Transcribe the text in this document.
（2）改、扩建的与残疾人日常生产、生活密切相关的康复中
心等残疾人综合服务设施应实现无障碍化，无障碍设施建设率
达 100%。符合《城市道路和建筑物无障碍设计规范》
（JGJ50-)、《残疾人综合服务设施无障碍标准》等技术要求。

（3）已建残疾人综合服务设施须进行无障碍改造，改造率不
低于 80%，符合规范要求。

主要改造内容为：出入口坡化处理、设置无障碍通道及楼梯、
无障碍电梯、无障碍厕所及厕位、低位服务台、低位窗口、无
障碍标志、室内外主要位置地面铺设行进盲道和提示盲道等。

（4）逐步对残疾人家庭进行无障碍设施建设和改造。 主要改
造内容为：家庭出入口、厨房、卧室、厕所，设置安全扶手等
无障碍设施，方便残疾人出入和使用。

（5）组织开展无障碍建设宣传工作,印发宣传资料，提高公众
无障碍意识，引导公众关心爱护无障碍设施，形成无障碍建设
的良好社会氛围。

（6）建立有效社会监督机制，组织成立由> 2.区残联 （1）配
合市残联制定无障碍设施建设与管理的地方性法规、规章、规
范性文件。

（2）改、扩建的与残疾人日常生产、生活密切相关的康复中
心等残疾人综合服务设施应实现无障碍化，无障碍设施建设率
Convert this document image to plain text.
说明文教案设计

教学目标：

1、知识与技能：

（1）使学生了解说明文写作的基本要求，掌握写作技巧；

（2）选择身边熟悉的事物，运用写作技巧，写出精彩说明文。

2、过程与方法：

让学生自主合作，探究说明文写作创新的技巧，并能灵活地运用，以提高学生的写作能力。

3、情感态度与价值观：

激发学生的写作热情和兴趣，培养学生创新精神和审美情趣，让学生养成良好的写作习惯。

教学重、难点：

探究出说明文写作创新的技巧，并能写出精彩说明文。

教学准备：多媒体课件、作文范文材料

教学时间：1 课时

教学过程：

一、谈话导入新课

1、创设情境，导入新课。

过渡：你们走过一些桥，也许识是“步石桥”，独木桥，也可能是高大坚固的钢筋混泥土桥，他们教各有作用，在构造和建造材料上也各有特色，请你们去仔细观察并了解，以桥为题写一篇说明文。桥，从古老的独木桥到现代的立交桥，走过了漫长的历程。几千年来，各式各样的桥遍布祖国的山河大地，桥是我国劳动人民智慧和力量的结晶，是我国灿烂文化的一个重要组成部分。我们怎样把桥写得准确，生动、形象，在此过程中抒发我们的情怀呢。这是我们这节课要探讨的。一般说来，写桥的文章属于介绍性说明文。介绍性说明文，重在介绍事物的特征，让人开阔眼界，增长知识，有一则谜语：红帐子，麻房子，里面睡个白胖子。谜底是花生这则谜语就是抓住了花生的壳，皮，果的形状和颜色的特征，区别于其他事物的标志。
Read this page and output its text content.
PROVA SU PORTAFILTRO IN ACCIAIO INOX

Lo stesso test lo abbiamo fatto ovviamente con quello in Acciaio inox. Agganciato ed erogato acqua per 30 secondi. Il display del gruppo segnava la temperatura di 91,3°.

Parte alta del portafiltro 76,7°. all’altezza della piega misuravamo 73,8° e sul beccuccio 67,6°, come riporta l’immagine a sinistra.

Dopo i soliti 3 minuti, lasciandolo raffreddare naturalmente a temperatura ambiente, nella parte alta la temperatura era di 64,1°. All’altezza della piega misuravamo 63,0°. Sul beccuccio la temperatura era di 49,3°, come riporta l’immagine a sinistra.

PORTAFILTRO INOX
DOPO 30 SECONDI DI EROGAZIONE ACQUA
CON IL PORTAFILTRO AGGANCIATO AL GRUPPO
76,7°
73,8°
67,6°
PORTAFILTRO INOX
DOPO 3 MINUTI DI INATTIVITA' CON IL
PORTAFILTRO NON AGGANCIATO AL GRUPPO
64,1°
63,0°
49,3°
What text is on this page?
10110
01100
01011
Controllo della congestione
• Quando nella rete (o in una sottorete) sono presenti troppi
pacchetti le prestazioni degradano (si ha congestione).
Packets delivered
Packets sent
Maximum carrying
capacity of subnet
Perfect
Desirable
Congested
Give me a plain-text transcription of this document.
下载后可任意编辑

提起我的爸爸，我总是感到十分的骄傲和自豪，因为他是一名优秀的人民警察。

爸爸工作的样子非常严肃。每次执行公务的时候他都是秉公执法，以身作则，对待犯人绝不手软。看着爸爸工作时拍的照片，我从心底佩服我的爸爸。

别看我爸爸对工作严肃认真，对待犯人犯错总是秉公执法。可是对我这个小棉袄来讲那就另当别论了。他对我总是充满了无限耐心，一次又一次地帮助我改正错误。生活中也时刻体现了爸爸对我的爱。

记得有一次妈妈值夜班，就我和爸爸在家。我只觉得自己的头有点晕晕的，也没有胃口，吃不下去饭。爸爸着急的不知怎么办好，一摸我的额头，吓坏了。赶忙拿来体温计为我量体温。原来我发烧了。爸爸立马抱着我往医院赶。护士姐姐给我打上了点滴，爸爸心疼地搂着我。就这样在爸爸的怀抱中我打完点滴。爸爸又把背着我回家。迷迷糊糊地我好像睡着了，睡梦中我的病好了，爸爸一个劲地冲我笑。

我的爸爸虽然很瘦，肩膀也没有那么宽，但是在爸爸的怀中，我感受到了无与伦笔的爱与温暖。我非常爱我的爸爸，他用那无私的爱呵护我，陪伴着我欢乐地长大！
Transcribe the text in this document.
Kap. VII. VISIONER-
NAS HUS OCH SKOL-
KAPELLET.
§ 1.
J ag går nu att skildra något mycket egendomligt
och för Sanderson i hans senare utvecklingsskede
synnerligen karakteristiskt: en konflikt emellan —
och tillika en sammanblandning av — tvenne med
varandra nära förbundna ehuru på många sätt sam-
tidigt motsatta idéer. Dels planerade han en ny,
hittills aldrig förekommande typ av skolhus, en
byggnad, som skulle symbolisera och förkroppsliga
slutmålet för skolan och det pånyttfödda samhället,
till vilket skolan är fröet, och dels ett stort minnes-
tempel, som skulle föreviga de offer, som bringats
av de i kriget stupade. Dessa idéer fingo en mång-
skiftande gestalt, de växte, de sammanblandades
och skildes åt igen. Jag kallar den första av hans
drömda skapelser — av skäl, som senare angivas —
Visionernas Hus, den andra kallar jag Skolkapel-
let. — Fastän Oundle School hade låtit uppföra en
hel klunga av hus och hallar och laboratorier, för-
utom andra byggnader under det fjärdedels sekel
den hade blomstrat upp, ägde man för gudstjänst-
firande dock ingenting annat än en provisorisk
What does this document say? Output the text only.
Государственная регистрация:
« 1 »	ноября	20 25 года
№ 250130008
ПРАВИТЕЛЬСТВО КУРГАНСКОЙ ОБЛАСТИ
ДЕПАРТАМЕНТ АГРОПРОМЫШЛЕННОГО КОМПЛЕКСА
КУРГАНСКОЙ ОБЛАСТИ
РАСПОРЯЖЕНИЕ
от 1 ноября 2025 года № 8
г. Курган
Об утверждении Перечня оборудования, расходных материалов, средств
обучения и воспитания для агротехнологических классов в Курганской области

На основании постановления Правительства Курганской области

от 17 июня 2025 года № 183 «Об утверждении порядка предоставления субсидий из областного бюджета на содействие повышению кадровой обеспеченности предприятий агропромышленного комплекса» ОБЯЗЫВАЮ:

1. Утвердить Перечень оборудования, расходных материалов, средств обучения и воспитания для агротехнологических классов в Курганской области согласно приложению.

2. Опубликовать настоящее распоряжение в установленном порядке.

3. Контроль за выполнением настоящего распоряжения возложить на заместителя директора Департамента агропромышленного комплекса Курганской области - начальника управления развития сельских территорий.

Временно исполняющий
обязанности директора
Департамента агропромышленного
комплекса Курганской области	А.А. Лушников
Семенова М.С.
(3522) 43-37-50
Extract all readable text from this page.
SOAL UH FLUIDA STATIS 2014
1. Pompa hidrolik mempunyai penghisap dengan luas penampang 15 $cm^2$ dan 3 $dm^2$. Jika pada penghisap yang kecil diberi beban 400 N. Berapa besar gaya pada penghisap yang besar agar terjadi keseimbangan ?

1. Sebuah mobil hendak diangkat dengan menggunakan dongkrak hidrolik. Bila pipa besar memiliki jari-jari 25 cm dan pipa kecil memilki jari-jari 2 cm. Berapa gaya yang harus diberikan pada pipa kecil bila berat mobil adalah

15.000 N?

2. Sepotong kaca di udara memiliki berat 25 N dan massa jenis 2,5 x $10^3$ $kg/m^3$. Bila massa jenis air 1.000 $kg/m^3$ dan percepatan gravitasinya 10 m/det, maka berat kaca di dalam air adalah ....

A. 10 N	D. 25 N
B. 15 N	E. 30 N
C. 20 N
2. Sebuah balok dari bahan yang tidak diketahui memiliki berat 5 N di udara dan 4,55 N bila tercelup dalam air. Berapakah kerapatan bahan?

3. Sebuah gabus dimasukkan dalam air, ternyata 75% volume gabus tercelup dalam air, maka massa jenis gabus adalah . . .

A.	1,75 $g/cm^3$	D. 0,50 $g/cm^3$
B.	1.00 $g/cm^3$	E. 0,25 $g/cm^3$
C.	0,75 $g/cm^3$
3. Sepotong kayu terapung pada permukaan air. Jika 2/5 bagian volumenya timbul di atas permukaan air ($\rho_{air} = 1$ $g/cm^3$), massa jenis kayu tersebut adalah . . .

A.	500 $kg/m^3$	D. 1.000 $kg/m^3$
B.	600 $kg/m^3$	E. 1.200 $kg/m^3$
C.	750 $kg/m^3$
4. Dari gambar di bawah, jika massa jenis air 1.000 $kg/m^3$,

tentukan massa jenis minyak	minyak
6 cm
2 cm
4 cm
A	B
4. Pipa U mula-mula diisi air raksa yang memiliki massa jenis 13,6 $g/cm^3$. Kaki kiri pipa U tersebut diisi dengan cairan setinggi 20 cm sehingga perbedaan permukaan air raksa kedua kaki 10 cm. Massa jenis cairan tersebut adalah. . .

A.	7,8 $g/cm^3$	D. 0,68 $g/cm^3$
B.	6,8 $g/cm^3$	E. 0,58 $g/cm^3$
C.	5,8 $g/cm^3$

Short problem » Return each line that includes "tersebut".

Result »
3. Sepotong kayu terapung pada permukaan air. Jika 2/5 bagian volumenya timbul di atas permukaan air ($\rho_{air} = 1$ $g/cm^3$), massa jenis kayu tersebut adalah . . .
4. Pipa U mula-mula diisi air raksa yang memiliki massa jenis 13,6 $g/cm^3$. Kaki kiri pipa U tersebut diisi dengan cairan setinggi 20 cm sehingga perbedaan permukaan air raksa kedua kaki 10 cm. Massa jenis cairan tersebut adalah. . .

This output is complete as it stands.